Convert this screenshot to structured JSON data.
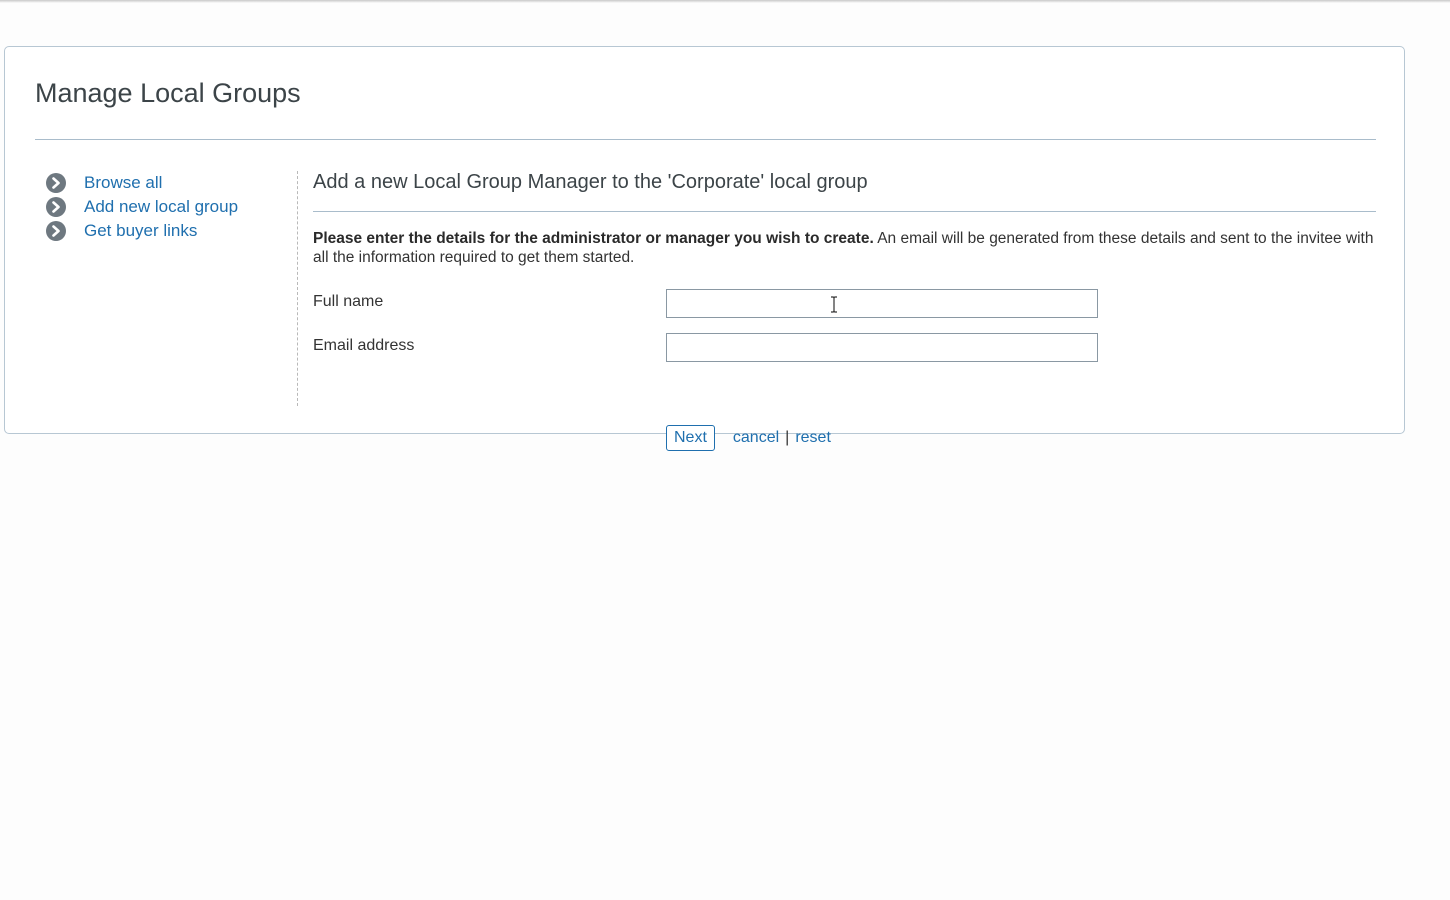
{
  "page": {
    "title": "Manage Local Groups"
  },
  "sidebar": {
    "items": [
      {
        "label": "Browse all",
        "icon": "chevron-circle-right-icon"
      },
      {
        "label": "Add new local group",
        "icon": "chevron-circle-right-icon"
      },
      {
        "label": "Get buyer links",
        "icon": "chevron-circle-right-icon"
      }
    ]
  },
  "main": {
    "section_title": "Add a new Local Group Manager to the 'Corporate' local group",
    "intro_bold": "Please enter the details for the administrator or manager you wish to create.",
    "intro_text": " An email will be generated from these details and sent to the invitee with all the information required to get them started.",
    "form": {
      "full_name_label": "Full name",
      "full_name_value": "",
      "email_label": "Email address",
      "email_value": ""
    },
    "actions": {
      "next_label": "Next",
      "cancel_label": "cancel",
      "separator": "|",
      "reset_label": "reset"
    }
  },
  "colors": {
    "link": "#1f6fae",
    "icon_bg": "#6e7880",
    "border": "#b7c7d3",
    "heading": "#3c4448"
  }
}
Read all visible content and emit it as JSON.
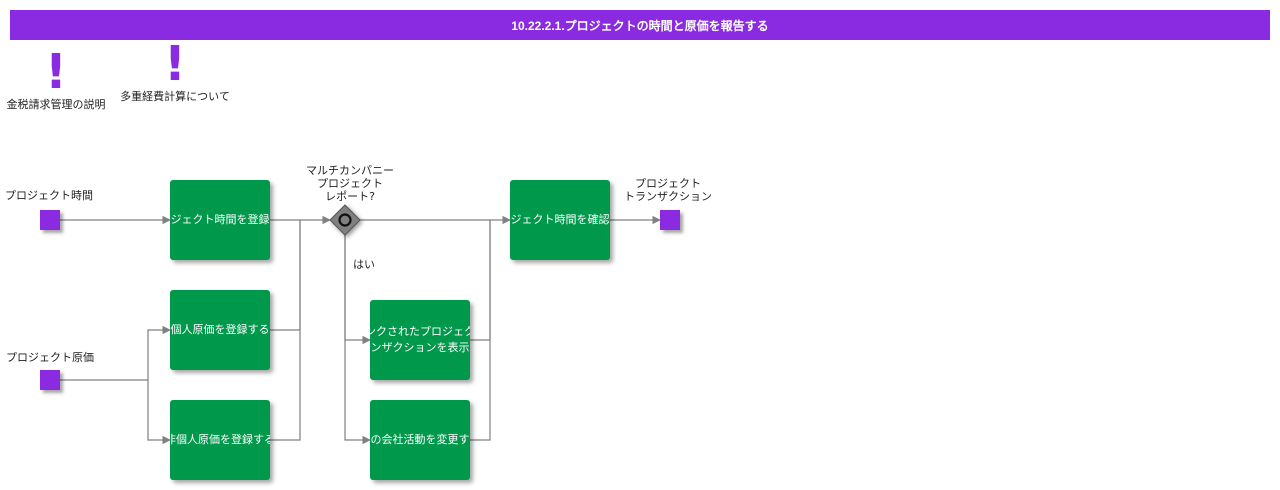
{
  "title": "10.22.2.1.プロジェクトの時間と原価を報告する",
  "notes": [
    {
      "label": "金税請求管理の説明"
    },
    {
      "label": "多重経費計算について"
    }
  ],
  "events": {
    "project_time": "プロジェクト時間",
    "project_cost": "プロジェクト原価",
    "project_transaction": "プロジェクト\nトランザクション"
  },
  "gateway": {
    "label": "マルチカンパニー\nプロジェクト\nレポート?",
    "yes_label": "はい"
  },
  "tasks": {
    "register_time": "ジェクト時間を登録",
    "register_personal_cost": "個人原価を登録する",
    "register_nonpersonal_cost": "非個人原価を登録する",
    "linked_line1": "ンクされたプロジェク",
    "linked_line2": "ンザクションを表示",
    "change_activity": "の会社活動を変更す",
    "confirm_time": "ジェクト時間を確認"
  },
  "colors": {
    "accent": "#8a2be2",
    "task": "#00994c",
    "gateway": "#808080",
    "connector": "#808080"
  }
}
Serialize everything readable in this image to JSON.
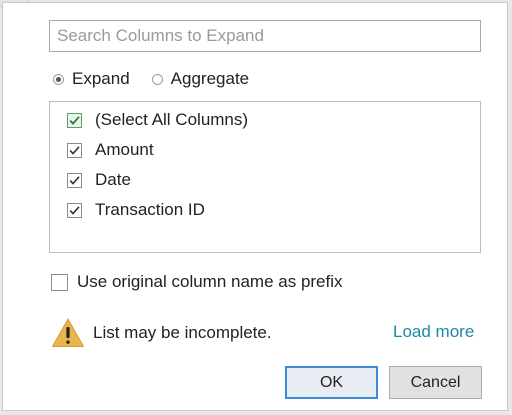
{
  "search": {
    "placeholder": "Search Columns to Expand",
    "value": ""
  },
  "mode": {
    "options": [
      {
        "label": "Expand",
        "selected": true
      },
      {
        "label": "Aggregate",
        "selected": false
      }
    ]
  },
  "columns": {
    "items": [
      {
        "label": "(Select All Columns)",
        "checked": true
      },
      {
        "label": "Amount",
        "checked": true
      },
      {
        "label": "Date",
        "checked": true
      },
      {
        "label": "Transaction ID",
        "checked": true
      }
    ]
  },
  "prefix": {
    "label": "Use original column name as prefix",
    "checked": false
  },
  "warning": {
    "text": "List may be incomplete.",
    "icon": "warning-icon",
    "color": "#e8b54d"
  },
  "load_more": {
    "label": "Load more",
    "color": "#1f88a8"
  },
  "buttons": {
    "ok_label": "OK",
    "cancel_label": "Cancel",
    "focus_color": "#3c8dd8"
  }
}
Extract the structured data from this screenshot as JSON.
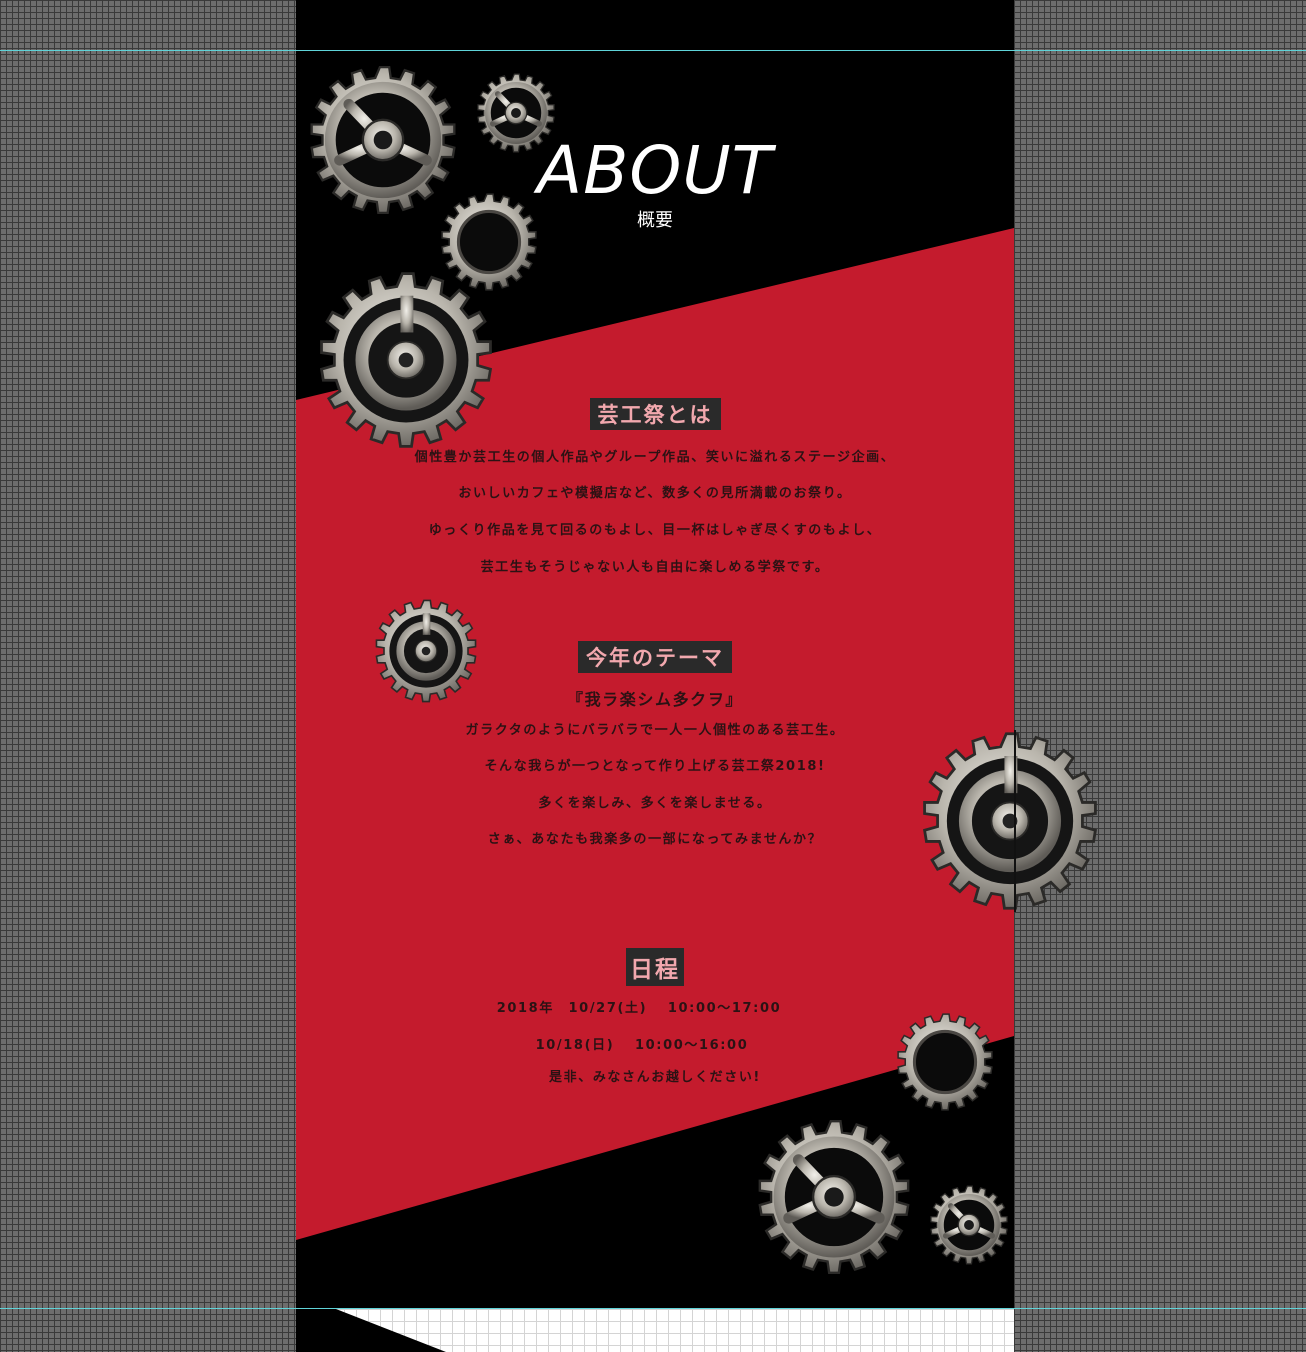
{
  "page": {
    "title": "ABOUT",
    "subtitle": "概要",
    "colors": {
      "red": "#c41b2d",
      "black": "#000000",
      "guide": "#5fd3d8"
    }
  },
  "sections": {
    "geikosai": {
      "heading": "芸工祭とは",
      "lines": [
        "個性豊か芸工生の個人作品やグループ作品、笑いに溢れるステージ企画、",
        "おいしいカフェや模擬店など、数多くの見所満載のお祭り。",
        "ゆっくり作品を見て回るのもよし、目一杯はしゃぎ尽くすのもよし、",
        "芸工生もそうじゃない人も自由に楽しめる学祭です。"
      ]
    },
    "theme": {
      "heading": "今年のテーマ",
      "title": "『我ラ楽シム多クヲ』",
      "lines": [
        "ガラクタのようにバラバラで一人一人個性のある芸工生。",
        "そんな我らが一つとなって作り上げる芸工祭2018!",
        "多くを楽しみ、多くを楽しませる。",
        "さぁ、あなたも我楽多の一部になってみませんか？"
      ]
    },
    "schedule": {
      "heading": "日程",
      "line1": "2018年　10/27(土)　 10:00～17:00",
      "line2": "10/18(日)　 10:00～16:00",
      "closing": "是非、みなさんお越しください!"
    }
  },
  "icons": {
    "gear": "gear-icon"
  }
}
━━━━━━
Pick out the lines above containing the word "this", then copy them.

Convert this screenshot to structured JSON data.
Serialize everything readable in this image to JSON.
Extract the structured data from this screenshot as JSON.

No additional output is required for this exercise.